■ Task objective ■
Show each line from the listing that includes the word "этажности".

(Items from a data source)
Start

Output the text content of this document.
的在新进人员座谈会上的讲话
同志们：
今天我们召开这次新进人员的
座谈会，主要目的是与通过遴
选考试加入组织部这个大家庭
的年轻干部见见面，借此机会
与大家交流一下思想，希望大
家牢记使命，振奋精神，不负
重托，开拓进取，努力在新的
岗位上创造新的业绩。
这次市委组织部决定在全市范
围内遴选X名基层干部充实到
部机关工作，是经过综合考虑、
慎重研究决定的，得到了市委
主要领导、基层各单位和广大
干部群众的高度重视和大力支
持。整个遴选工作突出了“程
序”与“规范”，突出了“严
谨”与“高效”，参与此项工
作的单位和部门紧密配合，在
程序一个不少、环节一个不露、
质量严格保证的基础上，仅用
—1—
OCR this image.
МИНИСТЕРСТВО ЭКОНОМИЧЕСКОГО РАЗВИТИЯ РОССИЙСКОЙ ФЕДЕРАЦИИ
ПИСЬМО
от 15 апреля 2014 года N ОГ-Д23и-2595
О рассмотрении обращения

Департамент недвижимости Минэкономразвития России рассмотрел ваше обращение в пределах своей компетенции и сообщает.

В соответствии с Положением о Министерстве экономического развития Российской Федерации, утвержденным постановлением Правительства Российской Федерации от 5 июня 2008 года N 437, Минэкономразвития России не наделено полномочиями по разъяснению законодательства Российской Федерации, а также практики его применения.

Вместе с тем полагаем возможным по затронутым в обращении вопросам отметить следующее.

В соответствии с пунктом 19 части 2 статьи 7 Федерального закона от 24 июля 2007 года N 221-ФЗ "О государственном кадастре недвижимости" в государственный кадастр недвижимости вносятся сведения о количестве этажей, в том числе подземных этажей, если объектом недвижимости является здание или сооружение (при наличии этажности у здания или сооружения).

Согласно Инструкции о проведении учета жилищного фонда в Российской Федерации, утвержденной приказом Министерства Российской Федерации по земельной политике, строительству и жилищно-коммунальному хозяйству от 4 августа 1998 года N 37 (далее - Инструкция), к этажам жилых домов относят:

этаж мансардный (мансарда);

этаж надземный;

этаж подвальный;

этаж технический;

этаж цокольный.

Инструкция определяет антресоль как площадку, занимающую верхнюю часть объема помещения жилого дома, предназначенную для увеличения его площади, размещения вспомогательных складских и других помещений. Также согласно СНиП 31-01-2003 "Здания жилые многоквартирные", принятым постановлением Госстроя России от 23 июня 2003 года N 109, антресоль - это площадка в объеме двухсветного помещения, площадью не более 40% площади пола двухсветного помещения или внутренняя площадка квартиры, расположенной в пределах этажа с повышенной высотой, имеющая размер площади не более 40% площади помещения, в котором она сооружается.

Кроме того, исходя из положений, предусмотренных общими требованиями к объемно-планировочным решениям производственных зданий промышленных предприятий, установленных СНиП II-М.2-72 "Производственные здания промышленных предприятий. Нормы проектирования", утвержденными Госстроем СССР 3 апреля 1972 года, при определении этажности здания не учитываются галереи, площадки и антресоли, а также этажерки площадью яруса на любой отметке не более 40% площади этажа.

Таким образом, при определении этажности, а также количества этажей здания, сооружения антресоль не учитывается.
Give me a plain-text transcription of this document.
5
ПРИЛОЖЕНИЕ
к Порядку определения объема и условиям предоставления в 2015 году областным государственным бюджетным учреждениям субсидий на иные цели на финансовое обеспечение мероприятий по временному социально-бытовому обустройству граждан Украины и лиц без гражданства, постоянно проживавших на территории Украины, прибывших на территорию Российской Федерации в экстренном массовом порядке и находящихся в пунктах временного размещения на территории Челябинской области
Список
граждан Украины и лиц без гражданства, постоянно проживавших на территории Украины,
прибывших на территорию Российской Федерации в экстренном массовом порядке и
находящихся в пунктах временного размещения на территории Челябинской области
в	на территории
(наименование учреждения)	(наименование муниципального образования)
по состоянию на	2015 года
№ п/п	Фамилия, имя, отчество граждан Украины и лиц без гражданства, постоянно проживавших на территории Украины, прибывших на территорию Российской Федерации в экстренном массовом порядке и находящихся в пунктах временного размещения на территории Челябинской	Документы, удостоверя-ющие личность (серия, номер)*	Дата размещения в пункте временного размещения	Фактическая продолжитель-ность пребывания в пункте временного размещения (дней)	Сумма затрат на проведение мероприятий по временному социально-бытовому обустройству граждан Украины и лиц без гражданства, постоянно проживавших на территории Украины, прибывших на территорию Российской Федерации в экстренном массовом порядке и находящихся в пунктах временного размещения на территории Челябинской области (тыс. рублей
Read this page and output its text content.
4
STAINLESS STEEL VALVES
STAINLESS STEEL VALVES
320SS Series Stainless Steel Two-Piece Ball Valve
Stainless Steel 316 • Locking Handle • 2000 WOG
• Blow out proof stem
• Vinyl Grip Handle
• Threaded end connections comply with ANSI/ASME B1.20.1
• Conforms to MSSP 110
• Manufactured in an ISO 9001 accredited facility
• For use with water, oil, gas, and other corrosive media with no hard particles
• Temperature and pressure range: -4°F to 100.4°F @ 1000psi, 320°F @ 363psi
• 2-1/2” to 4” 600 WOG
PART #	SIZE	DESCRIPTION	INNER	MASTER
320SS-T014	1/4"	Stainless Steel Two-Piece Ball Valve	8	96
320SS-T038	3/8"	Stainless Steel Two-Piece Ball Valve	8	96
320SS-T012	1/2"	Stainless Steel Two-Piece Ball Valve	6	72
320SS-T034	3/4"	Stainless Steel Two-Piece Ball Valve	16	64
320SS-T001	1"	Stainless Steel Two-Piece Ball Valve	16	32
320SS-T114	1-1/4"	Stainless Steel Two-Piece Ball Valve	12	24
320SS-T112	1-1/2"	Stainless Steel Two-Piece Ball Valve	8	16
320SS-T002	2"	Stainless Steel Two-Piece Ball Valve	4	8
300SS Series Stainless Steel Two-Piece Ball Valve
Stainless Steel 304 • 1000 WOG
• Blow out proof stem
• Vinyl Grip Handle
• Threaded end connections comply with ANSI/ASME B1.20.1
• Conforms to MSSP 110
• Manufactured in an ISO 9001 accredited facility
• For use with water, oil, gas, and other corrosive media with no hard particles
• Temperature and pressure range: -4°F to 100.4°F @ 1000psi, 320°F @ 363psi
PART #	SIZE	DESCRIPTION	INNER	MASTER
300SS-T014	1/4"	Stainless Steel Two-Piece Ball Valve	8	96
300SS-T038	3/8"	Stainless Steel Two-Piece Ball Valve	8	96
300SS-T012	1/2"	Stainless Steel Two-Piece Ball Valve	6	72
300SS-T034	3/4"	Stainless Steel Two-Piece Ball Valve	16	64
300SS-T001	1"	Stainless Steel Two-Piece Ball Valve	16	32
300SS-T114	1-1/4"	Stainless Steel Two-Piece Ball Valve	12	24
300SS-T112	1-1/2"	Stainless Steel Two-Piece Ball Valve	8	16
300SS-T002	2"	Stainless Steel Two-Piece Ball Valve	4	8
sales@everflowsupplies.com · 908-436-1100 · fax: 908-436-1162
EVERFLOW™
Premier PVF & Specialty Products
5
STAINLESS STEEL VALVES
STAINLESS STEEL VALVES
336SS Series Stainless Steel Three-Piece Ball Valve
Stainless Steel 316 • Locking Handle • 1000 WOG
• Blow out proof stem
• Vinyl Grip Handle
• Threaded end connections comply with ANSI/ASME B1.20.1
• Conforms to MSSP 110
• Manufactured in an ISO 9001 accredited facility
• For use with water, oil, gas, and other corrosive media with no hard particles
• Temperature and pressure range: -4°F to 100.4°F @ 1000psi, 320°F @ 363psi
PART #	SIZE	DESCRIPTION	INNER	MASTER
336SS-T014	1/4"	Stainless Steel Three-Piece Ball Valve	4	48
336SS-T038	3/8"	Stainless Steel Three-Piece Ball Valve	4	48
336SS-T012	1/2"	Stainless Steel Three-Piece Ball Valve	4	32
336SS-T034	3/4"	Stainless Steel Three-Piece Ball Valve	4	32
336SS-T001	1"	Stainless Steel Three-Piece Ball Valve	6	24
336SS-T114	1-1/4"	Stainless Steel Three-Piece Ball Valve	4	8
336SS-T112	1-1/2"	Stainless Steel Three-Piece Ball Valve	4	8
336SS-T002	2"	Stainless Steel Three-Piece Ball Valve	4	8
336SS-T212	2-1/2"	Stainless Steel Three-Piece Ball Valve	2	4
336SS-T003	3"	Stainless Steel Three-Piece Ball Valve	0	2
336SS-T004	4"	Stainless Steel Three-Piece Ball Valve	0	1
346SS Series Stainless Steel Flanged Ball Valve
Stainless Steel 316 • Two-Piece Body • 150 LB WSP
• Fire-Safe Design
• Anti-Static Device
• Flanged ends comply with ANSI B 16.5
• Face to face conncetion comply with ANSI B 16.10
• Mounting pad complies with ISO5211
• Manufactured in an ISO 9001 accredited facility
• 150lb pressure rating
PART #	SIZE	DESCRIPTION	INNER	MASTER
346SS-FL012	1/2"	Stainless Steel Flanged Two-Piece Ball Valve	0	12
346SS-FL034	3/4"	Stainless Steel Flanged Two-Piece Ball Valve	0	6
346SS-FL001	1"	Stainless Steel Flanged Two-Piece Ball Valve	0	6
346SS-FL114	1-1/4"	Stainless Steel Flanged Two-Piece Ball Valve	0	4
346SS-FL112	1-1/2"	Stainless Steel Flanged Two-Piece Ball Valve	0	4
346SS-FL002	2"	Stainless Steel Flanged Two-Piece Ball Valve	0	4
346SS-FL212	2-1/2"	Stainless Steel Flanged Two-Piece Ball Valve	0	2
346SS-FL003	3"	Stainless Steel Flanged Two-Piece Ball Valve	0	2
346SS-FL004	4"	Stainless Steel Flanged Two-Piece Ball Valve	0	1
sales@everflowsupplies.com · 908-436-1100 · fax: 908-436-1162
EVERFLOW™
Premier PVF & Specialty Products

End

■ Output below ■
В соответствии с пунктом 19 части 2 статьи 7 Федерального закона от 24 июля 2007 года N 221-ФЗ "О государственном кадастре недвижимости" в государственный кадастр недвижимости вносятся сведения о количестве этажей, в том числе подземных этажей, если объектом недвижимости является здание или сооружение (при наличии этажности у здания или сооружения).
Кроме того, исходя из положений, предусмотренных общими требованиями к объемно-планировочным решениям производственных зданий промышленных предприятий, установленных СНиП II-М.2-72 "Производственные здания промышленных предприятий. Нормы проектирования", утвержденными Госстроем СССР 3 апреля 1972 года, при определении этажности здания не учитываются галереи, площадки и антресоли, а также этажерки площадью яруса на любой отметке не более 40% площади этажа.
Таким образом, при определении этажности, а также количества этажей здания, сооружения антресоль не учитывается.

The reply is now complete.